> _Goal_
Copy out all lines where "title" appears.

> _Saved entries_
□ □ □

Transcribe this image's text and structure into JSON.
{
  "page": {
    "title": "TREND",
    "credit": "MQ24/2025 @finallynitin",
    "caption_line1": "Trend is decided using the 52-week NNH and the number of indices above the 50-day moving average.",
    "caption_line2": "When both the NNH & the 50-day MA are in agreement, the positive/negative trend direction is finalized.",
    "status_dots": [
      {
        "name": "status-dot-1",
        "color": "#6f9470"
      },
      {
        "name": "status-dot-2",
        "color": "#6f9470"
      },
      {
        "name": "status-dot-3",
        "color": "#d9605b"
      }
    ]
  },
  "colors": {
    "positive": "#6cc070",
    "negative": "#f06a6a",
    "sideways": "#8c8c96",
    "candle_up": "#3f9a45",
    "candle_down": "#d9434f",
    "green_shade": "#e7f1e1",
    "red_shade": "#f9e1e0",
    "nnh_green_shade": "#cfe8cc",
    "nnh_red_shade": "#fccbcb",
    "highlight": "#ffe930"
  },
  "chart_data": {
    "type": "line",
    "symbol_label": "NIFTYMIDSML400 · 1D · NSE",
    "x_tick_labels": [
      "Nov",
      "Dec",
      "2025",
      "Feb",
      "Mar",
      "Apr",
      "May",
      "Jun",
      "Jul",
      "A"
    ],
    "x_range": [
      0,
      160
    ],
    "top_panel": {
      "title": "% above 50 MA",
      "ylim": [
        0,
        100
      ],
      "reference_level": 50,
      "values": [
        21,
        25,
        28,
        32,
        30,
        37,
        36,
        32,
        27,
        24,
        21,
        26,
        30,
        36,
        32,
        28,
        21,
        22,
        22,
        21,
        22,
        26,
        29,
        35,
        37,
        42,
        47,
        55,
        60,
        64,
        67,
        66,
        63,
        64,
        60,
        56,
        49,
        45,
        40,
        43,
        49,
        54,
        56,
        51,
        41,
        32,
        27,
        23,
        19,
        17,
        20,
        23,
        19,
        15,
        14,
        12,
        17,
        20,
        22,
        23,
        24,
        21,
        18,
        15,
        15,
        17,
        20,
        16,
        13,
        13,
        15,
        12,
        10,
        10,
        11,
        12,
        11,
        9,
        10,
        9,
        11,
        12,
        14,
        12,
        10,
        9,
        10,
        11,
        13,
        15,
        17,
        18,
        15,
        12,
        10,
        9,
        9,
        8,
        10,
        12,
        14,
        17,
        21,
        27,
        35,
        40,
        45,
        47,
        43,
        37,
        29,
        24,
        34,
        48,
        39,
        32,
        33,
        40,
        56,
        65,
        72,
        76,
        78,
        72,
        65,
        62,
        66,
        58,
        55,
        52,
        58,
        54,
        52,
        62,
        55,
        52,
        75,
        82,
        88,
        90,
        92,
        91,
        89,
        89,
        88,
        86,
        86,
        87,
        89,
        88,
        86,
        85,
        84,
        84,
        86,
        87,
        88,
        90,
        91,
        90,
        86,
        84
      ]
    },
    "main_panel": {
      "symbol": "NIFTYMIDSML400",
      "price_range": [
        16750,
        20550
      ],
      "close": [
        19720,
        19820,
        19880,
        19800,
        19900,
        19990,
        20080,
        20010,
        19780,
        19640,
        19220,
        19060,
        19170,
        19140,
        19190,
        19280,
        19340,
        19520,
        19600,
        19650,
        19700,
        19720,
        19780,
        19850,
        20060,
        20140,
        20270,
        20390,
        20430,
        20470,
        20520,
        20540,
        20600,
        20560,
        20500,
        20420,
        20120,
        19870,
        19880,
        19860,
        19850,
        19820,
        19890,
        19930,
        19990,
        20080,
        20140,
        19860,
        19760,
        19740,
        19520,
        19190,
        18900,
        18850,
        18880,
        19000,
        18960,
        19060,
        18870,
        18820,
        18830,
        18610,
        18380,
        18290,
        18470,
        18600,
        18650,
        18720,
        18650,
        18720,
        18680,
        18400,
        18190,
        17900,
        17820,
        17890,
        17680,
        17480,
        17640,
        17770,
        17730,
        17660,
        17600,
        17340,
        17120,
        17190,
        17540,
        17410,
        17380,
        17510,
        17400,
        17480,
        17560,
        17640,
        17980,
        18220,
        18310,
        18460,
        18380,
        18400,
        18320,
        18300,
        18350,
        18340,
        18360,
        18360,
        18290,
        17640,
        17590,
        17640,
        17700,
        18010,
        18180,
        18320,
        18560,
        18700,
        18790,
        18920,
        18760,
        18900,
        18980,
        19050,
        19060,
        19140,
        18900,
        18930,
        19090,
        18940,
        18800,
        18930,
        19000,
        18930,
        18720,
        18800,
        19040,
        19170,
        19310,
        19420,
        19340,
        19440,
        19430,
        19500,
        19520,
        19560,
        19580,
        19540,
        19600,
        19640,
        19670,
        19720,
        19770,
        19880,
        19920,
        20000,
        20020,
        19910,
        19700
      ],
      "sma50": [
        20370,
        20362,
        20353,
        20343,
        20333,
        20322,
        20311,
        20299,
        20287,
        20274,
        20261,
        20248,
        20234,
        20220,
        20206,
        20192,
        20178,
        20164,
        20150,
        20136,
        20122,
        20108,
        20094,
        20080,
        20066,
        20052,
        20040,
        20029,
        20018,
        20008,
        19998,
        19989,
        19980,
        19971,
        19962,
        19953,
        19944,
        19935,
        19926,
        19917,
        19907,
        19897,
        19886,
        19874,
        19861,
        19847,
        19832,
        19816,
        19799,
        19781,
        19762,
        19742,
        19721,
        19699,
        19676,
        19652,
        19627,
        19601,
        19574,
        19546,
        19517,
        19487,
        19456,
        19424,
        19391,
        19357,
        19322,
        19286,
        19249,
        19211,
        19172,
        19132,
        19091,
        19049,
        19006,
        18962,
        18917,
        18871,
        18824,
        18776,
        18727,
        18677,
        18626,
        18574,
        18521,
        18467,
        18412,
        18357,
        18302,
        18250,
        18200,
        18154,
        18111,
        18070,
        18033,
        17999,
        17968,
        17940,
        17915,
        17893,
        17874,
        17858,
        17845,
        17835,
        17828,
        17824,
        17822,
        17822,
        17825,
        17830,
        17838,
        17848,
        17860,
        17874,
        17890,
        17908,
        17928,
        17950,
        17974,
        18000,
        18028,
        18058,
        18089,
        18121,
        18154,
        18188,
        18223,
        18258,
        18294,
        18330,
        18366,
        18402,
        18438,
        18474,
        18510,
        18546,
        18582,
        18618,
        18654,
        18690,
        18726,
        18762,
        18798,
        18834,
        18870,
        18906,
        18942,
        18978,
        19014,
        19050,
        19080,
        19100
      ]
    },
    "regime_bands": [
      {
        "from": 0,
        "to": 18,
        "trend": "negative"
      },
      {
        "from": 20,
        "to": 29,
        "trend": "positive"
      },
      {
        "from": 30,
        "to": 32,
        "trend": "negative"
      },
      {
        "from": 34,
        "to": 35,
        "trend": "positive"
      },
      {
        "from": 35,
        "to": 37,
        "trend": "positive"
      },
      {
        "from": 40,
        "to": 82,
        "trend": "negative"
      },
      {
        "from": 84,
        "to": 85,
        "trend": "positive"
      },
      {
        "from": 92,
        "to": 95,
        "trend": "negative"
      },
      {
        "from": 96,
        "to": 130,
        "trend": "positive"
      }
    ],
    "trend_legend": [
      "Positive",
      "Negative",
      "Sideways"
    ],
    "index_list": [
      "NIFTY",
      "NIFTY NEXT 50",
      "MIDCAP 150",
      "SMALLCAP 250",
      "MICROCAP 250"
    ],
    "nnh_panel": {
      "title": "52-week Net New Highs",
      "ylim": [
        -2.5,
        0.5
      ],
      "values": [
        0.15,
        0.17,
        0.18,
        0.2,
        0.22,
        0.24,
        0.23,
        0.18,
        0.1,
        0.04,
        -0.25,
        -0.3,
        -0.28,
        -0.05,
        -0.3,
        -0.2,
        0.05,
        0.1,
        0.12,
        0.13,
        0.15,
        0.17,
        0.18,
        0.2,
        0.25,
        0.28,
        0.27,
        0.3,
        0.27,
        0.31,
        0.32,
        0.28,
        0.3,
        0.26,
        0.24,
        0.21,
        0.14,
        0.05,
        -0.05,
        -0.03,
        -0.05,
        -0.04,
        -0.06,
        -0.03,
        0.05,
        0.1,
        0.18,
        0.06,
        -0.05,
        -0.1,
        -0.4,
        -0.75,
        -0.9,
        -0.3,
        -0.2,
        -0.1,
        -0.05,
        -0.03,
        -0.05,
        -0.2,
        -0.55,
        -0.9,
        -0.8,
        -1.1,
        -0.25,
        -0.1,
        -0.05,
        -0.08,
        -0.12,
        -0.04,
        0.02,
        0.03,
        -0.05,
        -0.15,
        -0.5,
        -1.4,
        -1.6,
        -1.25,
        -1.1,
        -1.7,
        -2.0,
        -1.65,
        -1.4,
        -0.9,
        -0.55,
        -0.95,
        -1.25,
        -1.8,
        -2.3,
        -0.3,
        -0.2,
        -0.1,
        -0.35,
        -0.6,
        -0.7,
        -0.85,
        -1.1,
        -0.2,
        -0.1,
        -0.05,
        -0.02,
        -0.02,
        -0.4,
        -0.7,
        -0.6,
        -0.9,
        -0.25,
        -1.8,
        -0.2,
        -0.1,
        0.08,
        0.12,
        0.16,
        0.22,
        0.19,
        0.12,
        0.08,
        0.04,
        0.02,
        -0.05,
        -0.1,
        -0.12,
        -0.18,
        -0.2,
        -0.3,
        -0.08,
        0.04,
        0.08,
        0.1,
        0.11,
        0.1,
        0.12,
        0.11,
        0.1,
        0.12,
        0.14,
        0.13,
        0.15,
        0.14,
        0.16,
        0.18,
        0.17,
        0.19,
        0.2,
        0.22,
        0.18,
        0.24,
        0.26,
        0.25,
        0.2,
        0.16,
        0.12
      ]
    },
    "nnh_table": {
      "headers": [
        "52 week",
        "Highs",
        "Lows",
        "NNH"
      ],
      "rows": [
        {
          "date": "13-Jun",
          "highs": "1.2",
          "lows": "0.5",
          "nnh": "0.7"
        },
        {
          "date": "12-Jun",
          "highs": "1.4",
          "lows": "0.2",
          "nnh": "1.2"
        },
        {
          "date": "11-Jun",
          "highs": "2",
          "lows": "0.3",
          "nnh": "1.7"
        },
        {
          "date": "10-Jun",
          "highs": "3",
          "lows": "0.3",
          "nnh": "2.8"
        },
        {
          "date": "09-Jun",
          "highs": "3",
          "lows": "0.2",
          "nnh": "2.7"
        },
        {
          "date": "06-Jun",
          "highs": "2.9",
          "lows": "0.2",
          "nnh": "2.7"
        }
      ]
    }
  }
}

□ □ □

> _Finished exercise_
    "title": "TREND",
      "title": "% above 50 MA",
      "title": "52-week Net New Highs",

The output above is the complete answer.